++++ LISTED RECORDS ++++

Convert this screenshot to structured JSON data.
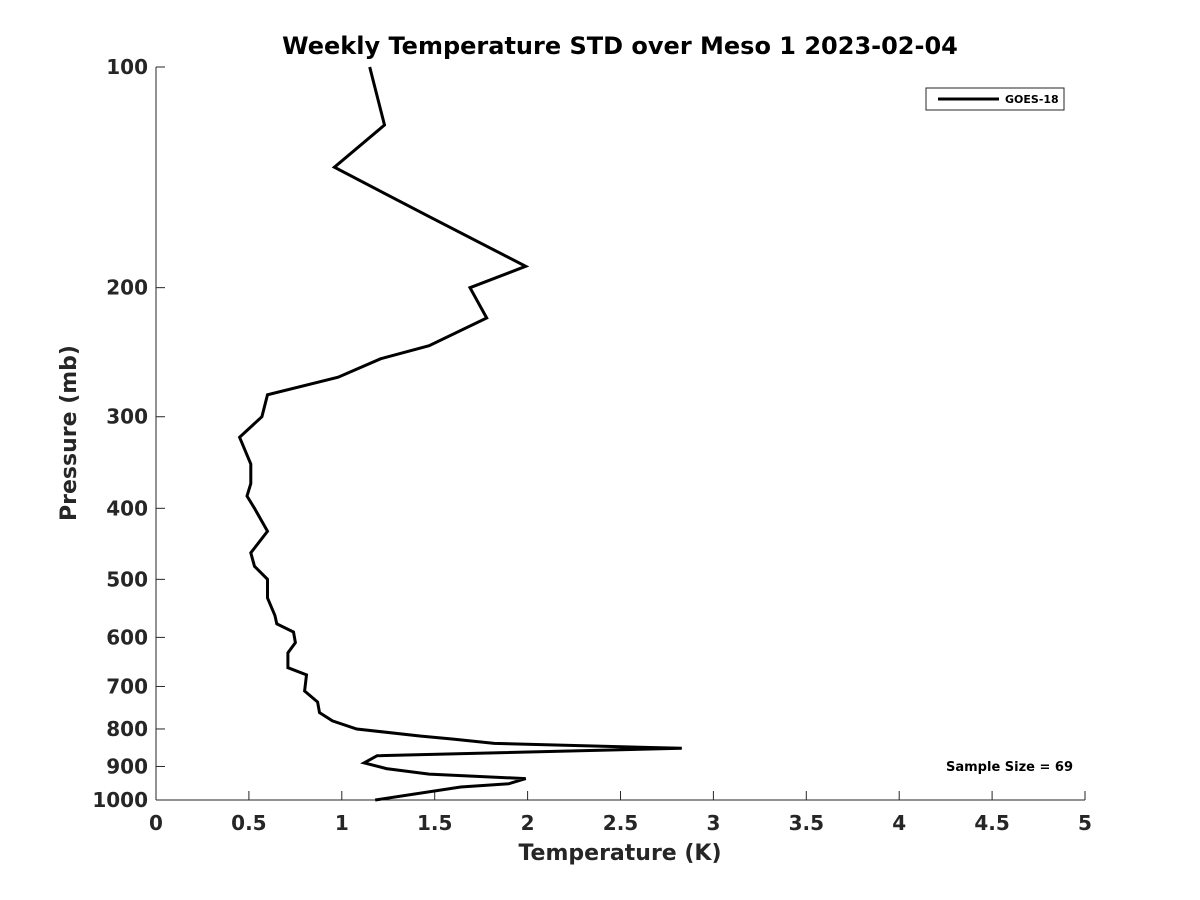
{
  "chart_data": {
    "type": "line",
    "title": "Weekly Temperature STD over Meso 1 2023-02-04",
    "xlabel": "Temperature (K)",
    "ylabel": "Pressure (mb)",
    "xlim": [
      0,
      5
    ],
    "ylim": [
      100,
      1000
    ],
    "yscale": "log",
    "y_reversed": true,
    "grid": false,
    "legend_position": "top-right",
    "x_ticks": [
      0,
      0.5,
      1,
      1.5,
      2,
      2.5,
      3,
      3.5,
      4,
      4.5,
      5
    ],
    "x_tick_labels": [
      "0",
      "0.5",
      "1",
      "1.5",
      "2",
      "2.5",
      "3",
      "3.5",
      "4",
      "4.5",
      "5"
    ],
    "y_ticks": [
      100,
      200,
      300,
      400,
      500,
      600,
      700,
      800,
      900,
      1000
    ],
    "y_tick_labels": [
      "100",
      "200",
      "300",
      "400",
      "500",
      "600",
      "700",
      "800",
      "900",
      "1000"
    ],
    "series": [
      {
        "name": "GOES-18",
        "color": "#000000",
        "x": [
          1.15,
          1.23,
          0.96,
          1.47,
          1.99,
          1.69,
          1.78,
          1.47,
          1.21,
          0.98,
          0.6,
          0.57,
          0.45,
          0.51,
          0.51,
          0.49,
          0.53,
          0.6,
          0.51,
          0.53,
          0.6,
          0.6,
          0.64,
          0.65,
          0.74,
          0.75,
          0.71,
          0.71,
          0.81,
          0.8,
          0.87,
          0.88,
          0.95,
          1.08,
          1.42,
          1.6,
          1.82,
          2.83,
          1.19,
          1.12,
          1.24,
          1.47,
          1.99,
          1.9,
          1.64,
          1.18
        ],
        "y": [
          100,
          120,
          137,
          160,
          187,
          200,
          220,
          240,
          250,
          265,
          280,
          300,
          320,
          348,
          370,
          385,
          400,
          430,
          460,
          480,
          500,
          530,
          560,
          575,
          590,
          610,
          630,
          660,
          675,
          710,
          735,
          760,
          780,
          800,
          818,
          826,
          837,
          850,
          870,
          890,
          906,
          922,
          935,
          950,
          960,
          1000
        ]
      }
    ],
    "annotations": [
      "Sample Size = 69"
    ]
  }
}
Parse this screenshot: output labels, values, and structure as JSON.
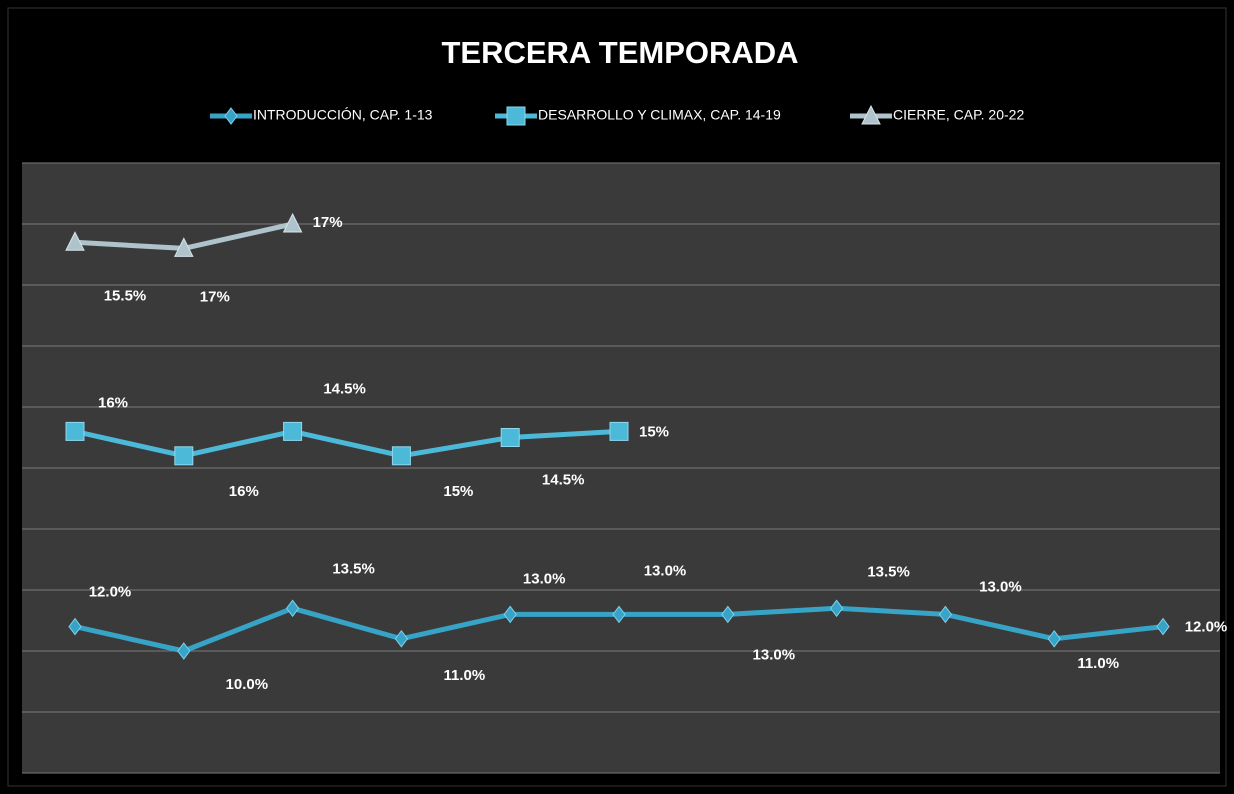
{
  "chart_data": {
    "type": "line",
    "stacked": true,
    "title": "TERCERA TEMPORADA",
    "categories": [
      null,
      null,
      null,
      null,
      null,
      null,
      null,
      null,
      null,
      null,
      null
    ],
    "ylim": [
      0,
      50
    ],
    "yticks": [
      0,
      5,
      10,
      15,
      20,
      25,
      30,
      35,
      40,
      45,
      50
    ],
    "grid": true,
    "legend": "top",
    "series": [
      {
        "name": "INTRODUCCIÓN, CAP. 1-13",
        "color": "#37a3c6",
        "marker": "diamond",
        "values": [
          12,
          10,
          13.5,
          11,
          13,
          13,
          13,
          13.5,
          13,
          11,
          12
        ],
        "value_labels": [
          "12.0%",
          "10.0%",
          "13.5%",
          "11.0%",
          "13.0%",
          "13.0%",
          "13.0%",
          "13.5%",
          "13.0%",
          "11.0%",
          "12.0%"
        ]
      },
      {
        "name": "DESARROLLO Y CLIMAX, CAP. 14-19",
        "color": "#4cb9d8",
        "marker": "square",
        "values": [
          16,
          16,
          14.5,
          15,
          14.5,
          15,
          null,
          null,
          null,
          null,
          null
        ],
        "value_labels": [
          "16%",
          "16%",
          "14.5%",
          "15%",
          "14.5%",
          "15%",
          null,
          null,
          null,
          null,
          null
        ]
      },
      {
        "name": "CIERRE, CAP. 20-22",
        "color": "#aec3cb",
        "marker": "triangle",
        "values": [
          15.5,
          17,
          17,
          null,
          null,
          null,
          null,
          null,
          null,
          null,
          null
        ],
        "value_labels": [
          "15.5%",
          "17%",
          "17%",
          null,
          null,
          null,
          null,
          null,
          null,
          null,
          null
        ]
      }
    ]
  }
}
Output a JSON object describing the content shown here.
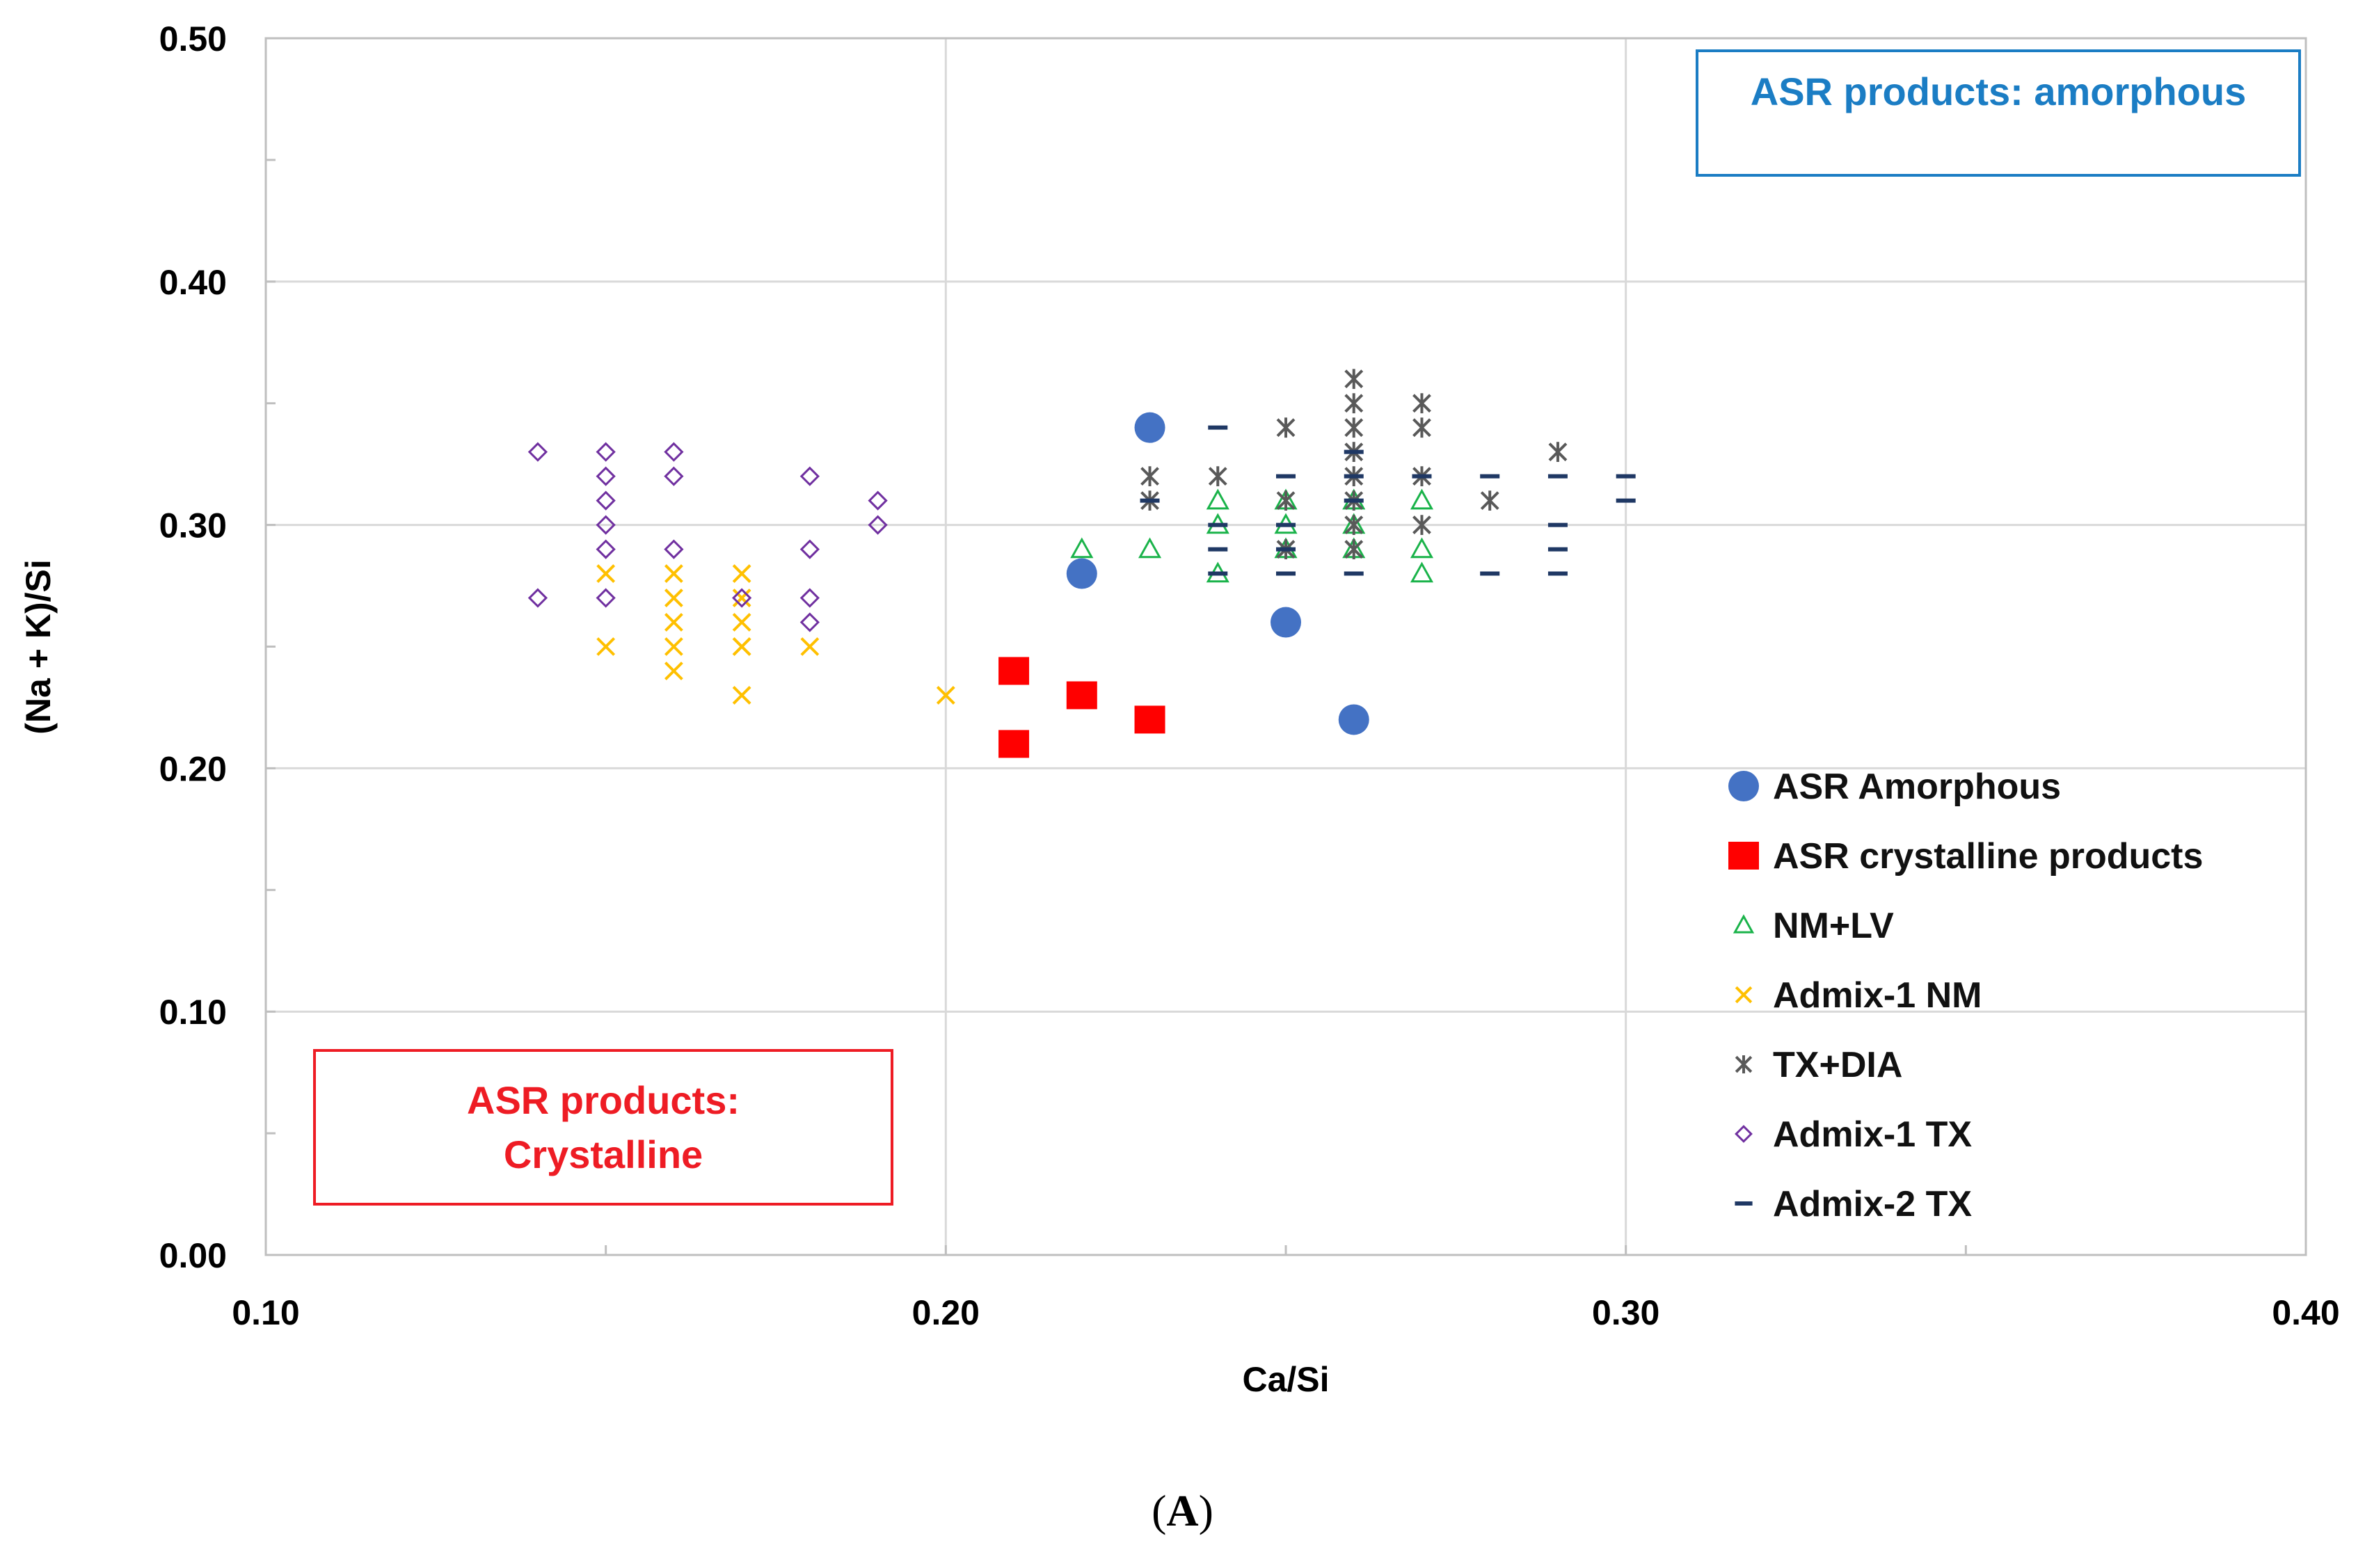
{
  "chart_data": {
    "type": "scatter",
    "title": "",
    "xlabel": "Ca/Si",
    "ylabel": "(Na + K)/Si",
    "xlim": [
      0.1,
      0.4
    ],
    "ylim": [
      0.0,
      0.5
    ],
    "xticks": [
      "0.10",
      "0.20",
      "0.30",
      "0.40"
    ],
    "yticks": [
      "0.00",
      "0.10",
      "0.20",
      "0.30",
      "0.40",
      "0.50"
    ],
    "grid": true,
    "legend_position": "bottom-right",
    "series": [
      {
        "name": "ASR Amorphous",
        "marker": "circle",
        "color": "#4472c4",
        "x": [
          0.22,
          0.23,
          0.25,
          0.26
        ],
        "y": [
          0.28,
          0.34,
          0.26,
          0.22
        ]
      },
      {
        "name": "ASR crystalline products",
        "marker": "square",
        "color": "#ff0000",
        "x": [
          0.21,
          0.21,
          0.22,
          0.23
        ],
        "y": [
          0.24,
          0.21,
          0.23,
          0.22
        ]
      },
      {
        "name": "NM+LV",
        "marker": "triangle",
        "color": "#1ab34a",
        "x": [
          0.22,
          0.23,
          0.24,
          0.24,
          0.24,
          0.25,
          0.25,
          0.25,
          0.26,
          0.26,
          0.26,
          0.27,
          0.27,
          0.27
        ],
        "y": [
          0.29,
          0.29,
          0.31,
          0.3,
          0.28,
          0.31,
          0.3,
          0.29,
          0.31,
          0.3,
          0.29,
          0.31,
          0.29,
          0.28
        ]
      },
      {
        "name": "Admix-1 NM",
        "marker": "x",
        "color": "#ffc000",
        "x": [
          0.15,
          0.15,
          0.16,
          0.16,
          0.16,
          0.16,
          0.16,
          0.17,
          0.17,
          0.17,
          0.17,
          0.17,
          0.17,
          0.18,
          0.2
        ],
        "y": [
          0.28,
          0.25,
          0.28,
          0.27,
          0.26,
          0.25,
          0.24,
          0.28,
          0.27,
          0.26,
          0.25,
          0.25,
          0.23,
          0.25,
          0.23
        ]
      },
      {
        "name": "TX+DIA",
        "marker": "star",
        "color": "#595959",
        "x": [
          0.23,
          0.23,
          0.24,
          0.25,
          0.25,
          0.25,
          0.26,
          0.26,
          0.26,
          0.26,
          0.26,
          0.26,
          0.26,
          0.26,
          0.27,
          0.27,
          0.27,
          0.27,
          0.28,
          0.29
        ],
        "y": [
          0.32,
          0.31,
          0.32,
          0.34,
          0.31,
          0.29,
          0.36,
          0.35,
          0.34,
          0.33,
          0.32,
          0.31,
          0.3,
          0.29,
          0.35,
          0.34,
          0.32,
          0.3,
          0.31,
          0.33
        ]
      },
      {
        "name": "Admix-1 TX",
        "marker": "diamond",
        "color": "#7030a0",
        "x": [
          0.14,
          0.14,
          0.15,
          0.15,
          0.15,
          0.15,
          0.15,
          0.15,
          0.16,
          0.16,
          0.16,
          0.17,
          0.18,
          0.18,
          0.18,
          0.18,
          0.19,
          0.19
        ],
        "y": [
          0.33,
          0.27,
          0.33,
          0.32,
          0.31,
          0.3,
          0.29,
          0.27,
          0.33,
          0.32,
          0.29,
          0.27,
          0.32,
          0.29,
          0.27,
          0.26,
          0.31,
          0.3
        ]
      },
      {
        "name": "Admix-2 TX",
        "marker": "dash",
        "color": "#1f3864",
        "x": [
          0.23,
          0.24,
          0.24,
          0.24,
          0.24,
          0.25,
          0.25,
          0.25,
          0.25,
          0.26,
          0.26,
          0.26,
          0.26,
          0.27,
          0.28,
          0.28,
          0.29,
          0.29,
          0.29,
          0.29,
          0.3,
          0.3
        ],
        "y": [
          0.31,
          0.34,
          0.3,
          0.29,
          0.28,
          0.32,
          0.3,
          0.29,
          0.28,
          0.33,
          0.32,
          0.31,
          0.28,
          0.32,
          0.32,
          0.28,
          0.32,
          0.3,
          0.29,
          0.28,
          0.32,
          0.31
        ]
      }
    ],
    "annotations": [
      {
        "text": "ASR products: amorphous",
        "color": "#1b7dc4"
      },
      {
        "text": [
          "ASR products:",
          "Crystalline"
        ],
        "color": "#ee1c24"
      }
    ]
  },
  "panel_label": "(A)",
  "panel_label_letter": "A"
}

++++

TASK BRIEF:
Identify each line in the entries with the word "title" and copy it.

RESPONSE BELOW:
    "title": "Weekly Temperature STD over Meso 1 2023-02-04",
    "title": "TERCERA TEMPORADA",
    "title": "",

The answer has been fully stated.